WHAT TO DO. Could you repeat the records below exactly, leaving out any pictures?

═══ RECORDS SHOWN ═══

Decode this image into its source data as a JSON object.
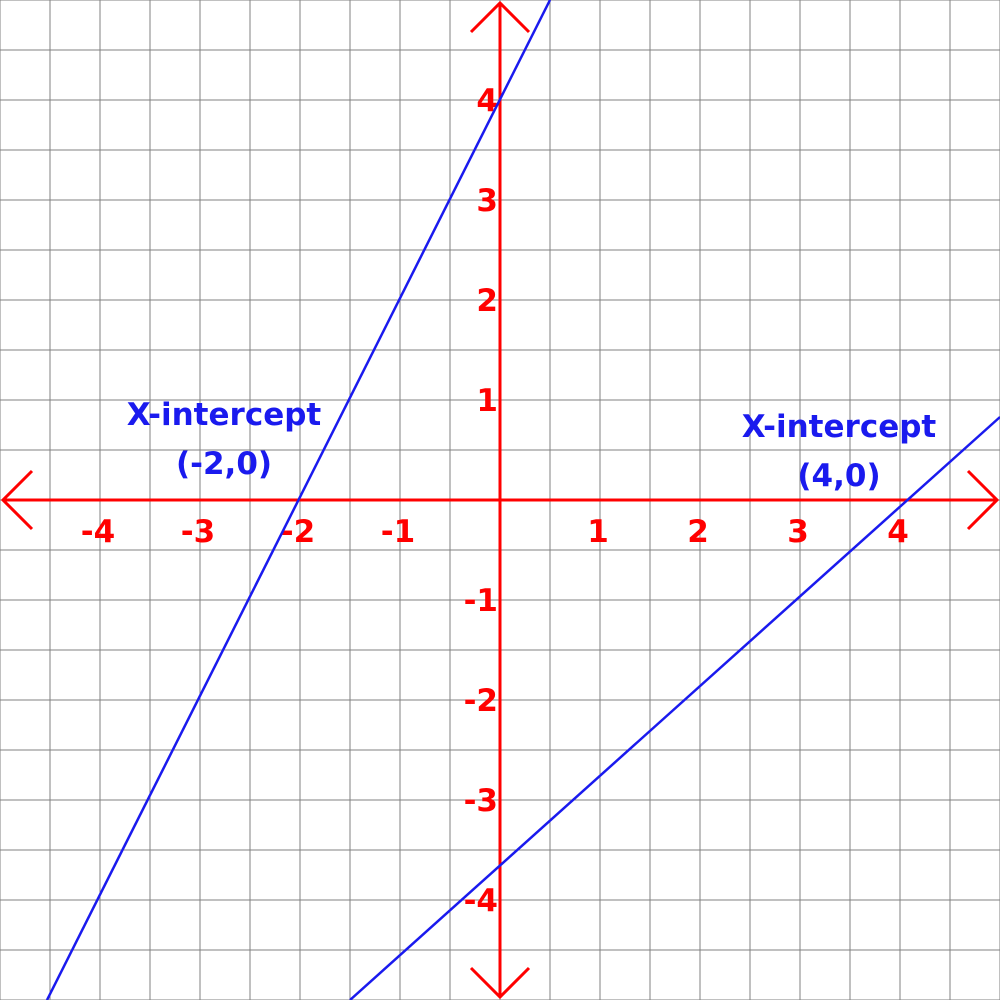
{
  "chart_data": {
    "type": "line",
    "title": "",
    "xlabel": "",
    "ylabel": "",
    "xlim": [
      -5,
      5
    ],
    "ylim": [
      -5,
      5
    ],
    "grid": true,
    "grid_step": 0.5,
    "x_ticks": [
      {
        "value": -4,
        "label": "-4"
      },
      {
        "value": -3,
        "label": "-3"
      },
      {
        "value": -2,
        "label": "-2"
      },
      {
        "value": -1,
        "label": "-1"
      },
      {
        "value": 1,
        "label": "1"
      },
      {
        "value": 2,
        "label": "2"
      },
      {
        "value": 3,
        "label": "3"
      },
      {
        "value": 4,
        "label": "4"
      }
    ],
    "y_ticks": [
      {
        "value": 4,
        "label": "4"
      },
      {
        "value": 3,
        "label": "3"
      },
      {
        "value": 2,
        "label": "2"
      },
      {
        "value": 1,
        "label": "1"
      },
      {
        "value": -1,
        "label": "-1"
      },
      {
        "value": -2,
        "label": "-2"
      },
      {
        "value": -3,
        "label": "-3"
      },
      {
        "value": -4,
        "label": "-4"
      }
    ],
    "series": [
      {
        "x": [
          -4.53,
          0.5
        ],
        "y": [
          -5.0,
          5.0
        ],
        "slope": 2,
        "intercept": 4
      },
      {
        "x": [
          -1.5,
          5.0
        ],
        "y": [
          -5.0,
          0.83
        ],
        "slope": 0.9,
        "intercept": -3.6
      }
    ],
    "annotations": [
      {
        "lines": [
          "X-intercept",
          "(-2,0)"
        ],
        "x": -2,
        "y": 0
      },
      {
        "lines": [
          "X-intercept",
          "(4,0)"
        ],
        "x": 4,
        "y": 0
      }
    ],
    "colors": {
      "axis": "#ff0000",
      "line": "#1a1aee",
      "grid": "#808080",
      "background": "#ffffff"
    }
  }
}
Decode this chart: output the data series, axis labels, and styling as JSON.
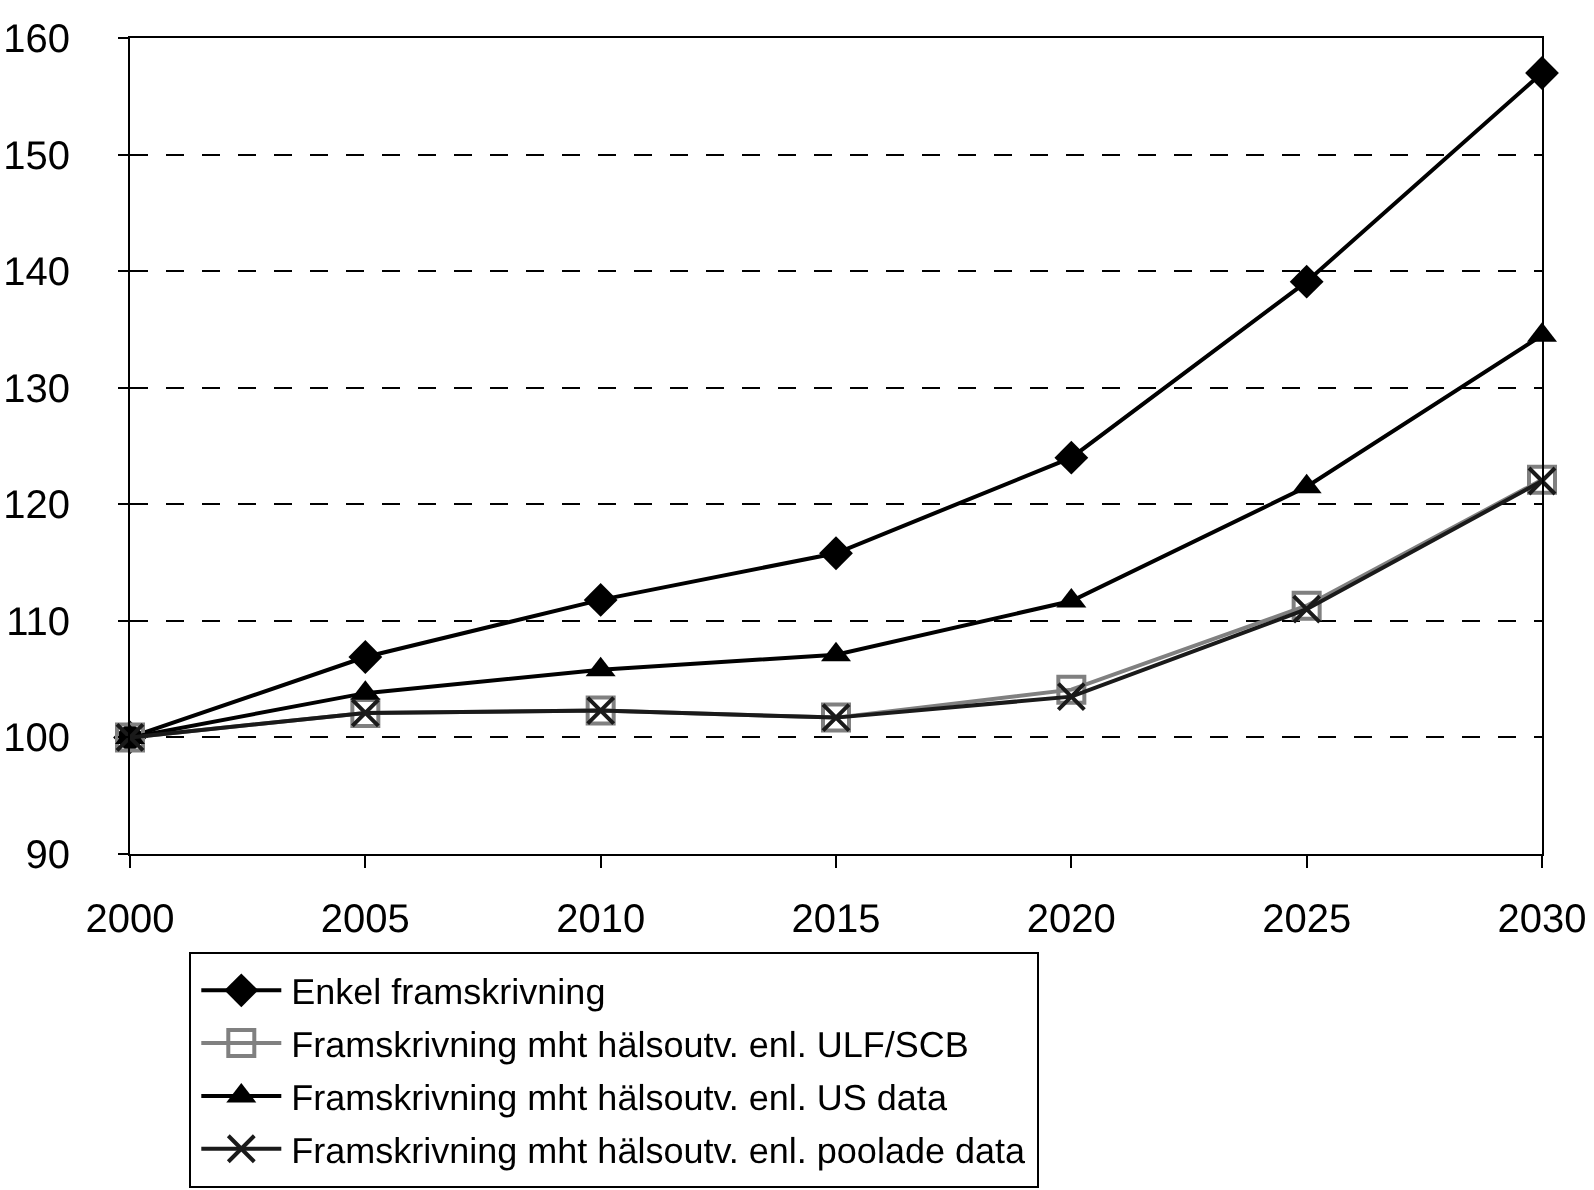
{
  "chart_data": {
    "type": "line",
    "x": [
      2000,
      2005,
      2010,
      2015,
      2020,
      2025,
      2030
    ],
    "xlim": [
      2000,
      2030
    ],
    "xticks": [
      2000,
      2005,
      2010,
      2015,
      2020,
      2025,
      2030
    ],
    "ylim": [
      90,
      160
    ],
    "yticks": [
      90,
      100,
      110,
      120,
      130,
      140,
      150,
      160
    ],
    "grid": "y",
    "legend": "bottom",
    "series": [
      {
        "name": "Enkel framskrivning",
        "color": "#000000",
        "marker": "diamond",
        "values": [
          100,
          106.9,
          111.8,
          115.8,
          124.0,
          139.1,
          157.0
        ]
      },
      {
        "name": "Framskrivning mht hälsoutv. enl. ULF/SCB",
        "color": "#808080",
        "marker": "square",
        "values": [
          100,
          102.1,
          102.3,
          101.7,
          104.1,
          111.3,
          122.1
        ]
      },
      {
        "name": "Framskrivning mht hälsoutv. enl. US data",
        "color": "#000000",
        "marker": "triangle",
        "values": [
          100,
          103.8,
          105.8,
          107.1,
          111.7,
          121.5,
          134.5
        ]
      },
      {
        "name": "Framskrivning mht hälsoutv. enl. poolade data",
        "color": "#1a1a1a",
        "marker": "cross",
        "values": [
          100,
          102.1,
          102.3,
          101.7,
          103.5,
          111.0,
          122.0
        ]
      }
    ]
  }
}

═══

FULL ANSWER.
Decode this image into its source data as a JSON object.
{
  "chart_data": {
    "type": "line",
    "title": "",
    "xlabel": "",
    "ylabel": "",
    "xlim": [
      -5,
      5
    ],
    "ylim": [
      -5,
      5
    ],
    "grid": true,
    "grid_step": 0.5,
    "x_ticks": [
      {
        "value": -4,
        "label": "-4"
      },
      {
        "value": -3,
        "label": "-3"
      },
      {
        "value": -2,
        "label": "-2"
      },
      {
        "value": -1,
        "label": "-1"
      },
      {
        "value": 1,
        "label": "1"
      },
      {
        "value": 2,
        "label": "2"
      },
      {
        "value": 3,
        "label": "3"
      },
      {
        "value": 4,
        "label": "4"
      }
    ],
    "y_ticks": [
      {
        "value": 4,
        "label": "4"
      },
      {
        "value": 3,
        "label": "3"
      },
      {
        "value": 2,
        "label": "2"
      },
      {
        "value": 1,
        "label": "1"
      },
      {
        "value": -1,
        "label": "-1"
      },
      {
        "value": -2,
        "label": "-2"
      },
      {
        "value": -3,
        "label": "-3"
      },
      {
        "value": -4,
        "label": "-4"
      }
    ],
    "series": [
      {
        "x": [
          -4.53,
          0.5
        ],
        "y": [
          -5.0,
          5.0
        ],
        "slope": 2,
        "intercept": 4
      },
      {
        "x": [
          -1.5,
          5.0
        ],
        "y": [
          -5.0,
          0.83
        ],
        "slope": 0.9,
        "intercept": -3.6
      }
    ],
    "annotations": [
      {
        "lines": [
          "X-intercept",
          "(-2,0)"
        ],
        "x": -2,
        "y": 0
      },
      {
        "lines": [
          "X-intercept",
          "(4,0)"
        ],
        "x": 4,
        "y": 0
      }
    ],
    "colors": {
      "axis": "#ff0000",
      "line": "#1a1aee",
      "grid": "#808080",
      "background": "#ffffff"
    }
  }
}
Decode this chart: output the data series, axis labels, and styling as JSON.
{
  "chart_data": {
    "type": "line",
    "x": [
      2000,
      2005,
      2010,
      2015,
      2020,
      2025,
      2030
    ],
    "xlim": [
      2000,
      2030
    ],
    "xticks": [
      2000,
      2005,
      2010,
      2015,
      2020,
      2025,
      2030
    ],
    "ylim": [
      90,
      160
    ],
    "yticks": [
      90,
      100,
      110,
      120,
      130,
      140,
      150,
      160
    ],
    "grid": "y",
    "legend": "bottom",
    "series": [
      {
        "name": "Enkel framskrivning",
        "color": "#000000",
        "marker": "diamond",
        "values": [
          100,
          106.9,
          111.8,
          115.8,
          124.0,
          139.1,
          157.0
        ]
      },
      {
        "name": "Framskrivning mht hälsoutv. enl. ULF/SCB",
        "color": "#808080",
        "marker": "square",
        "values": [
          100,
          102.1,
          102.3,
          101.7,
          104.1,
          111.3,
          122.1
        ]
      },
      {
        "name": "Framskrivning mht hälsoutv. enl. US data",
        "color": "#000000",
        "marker": "triangle",
        "values": [
          100,
          103.8,
          105.8,
          107.1,
          111.7,
          121.5,
          134.5
        ]
      },
      {
        "name": "Framskrivning mht hälsoutv. enl. poolade data",
        "color": "#1a1a1a",
        "marker": "cross",
        "values": [
          100,
          102.1,
          102.3,
          101.7,
          103.5,
          111.0,
          122.0
        ]
      }
    ]
  }
}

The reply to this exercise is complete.